**What to do**
1) List every recognition or control task that the passage on adaptive systems mentions.
2) In the passage on adaptive systems, how many digits do the systems have access to in the digit recognition example?
--- Text passage ---
I gave an example of a digit recognition problem, and there it is close to human performance – not as good. It is a very constrained experimental set-up there. The adaptive systems have access to 7000 digits in that case; it is not clear that that contains as much information as a human would get about the relationship between images of digits and their correct classification. But the performance is close in that case.

In other cases the performance is superior. I did not talk about it in any detail here, but in the helicopter control problem there are examples where a human pilot has enormous difficulty in, for instance, going through a particular manoeuvre in the presence of disturbances such as wind as accurately as one of these systems can do.

So it really varies between different tasks. We don't have a complete understanding of what are the characteristics that allow us to get a better performance in one case rather than another.

Question: In physical measurement, one of the first elementary lessons one learns is to just give a result; it is not a result unless you also give an uncertainty for that result. I am just wondering whether, in this character recognition, you address the uncertainty in recognition, and can you somehow express that and quantify it in any way? In character recognition, for example, I imagine you haven't reached 100 per cent accuracy, it is not always just right. In some cases you would be much more confident than in other cases, and so on. How do you deal with that general concept of uncertainty?
--- Entries shown ---
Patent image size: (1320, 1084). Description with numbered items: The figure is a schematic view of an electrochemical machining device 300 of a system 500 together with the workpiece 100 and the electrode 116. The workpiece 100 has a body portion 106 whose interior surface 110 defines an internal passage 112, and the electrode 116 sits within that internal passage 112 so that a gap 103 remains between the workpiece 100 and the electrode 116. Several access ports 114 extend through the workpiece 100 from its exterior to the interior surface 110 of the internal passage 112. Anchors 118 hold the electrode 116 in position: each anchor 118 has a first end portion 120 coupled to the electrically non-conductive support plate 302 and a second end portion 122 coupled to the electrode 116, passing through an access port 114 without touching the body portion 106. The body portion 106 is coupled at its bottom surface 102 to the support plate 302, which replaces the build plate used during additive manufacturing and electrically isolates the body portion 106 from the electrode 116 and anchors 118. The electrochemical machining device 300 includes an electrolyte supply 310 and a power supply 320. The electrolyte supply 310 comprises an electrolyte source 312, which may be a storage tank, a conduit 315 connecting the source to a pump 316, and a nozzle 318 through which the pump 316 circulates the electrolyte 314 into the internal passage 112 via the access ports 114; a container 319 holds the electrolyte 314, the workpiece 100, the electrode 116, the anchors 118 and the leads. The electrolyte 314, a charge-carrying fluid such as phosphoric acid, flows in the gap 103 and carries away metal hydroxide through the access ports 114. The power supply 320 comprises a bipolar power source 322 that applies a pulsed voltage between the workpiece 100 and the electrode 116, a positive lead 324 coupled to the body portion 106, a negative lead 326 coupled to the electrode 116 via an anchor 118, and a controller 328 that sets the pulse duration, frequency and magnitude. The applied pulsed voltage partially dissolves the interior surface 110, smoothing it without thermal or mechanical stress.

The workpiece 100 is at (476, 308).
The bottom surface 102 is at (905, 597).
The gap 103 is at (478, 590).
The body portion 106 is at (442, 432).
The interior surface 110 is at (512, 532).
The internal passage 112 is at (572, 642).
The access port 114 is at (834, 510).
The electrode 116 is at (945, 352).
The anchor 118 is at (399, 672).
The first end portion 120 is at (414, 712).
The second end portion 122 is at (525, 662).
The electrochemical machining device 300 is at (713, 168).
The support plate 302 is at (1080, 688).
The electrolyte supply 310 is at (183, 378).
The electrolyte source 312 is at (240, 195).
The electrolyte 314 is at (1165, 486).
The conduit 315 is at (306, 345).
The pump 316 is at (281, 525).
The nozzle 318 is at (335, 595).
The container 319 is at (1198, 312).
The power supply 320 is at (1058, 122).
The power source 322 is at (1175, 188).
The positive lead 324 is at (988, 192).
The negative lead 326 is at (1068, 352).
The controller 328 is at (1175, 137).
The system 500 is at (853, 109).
---
**Answers for this exercise**
1) Digit recognition, helicopter control, character recognition

2) 7000 digits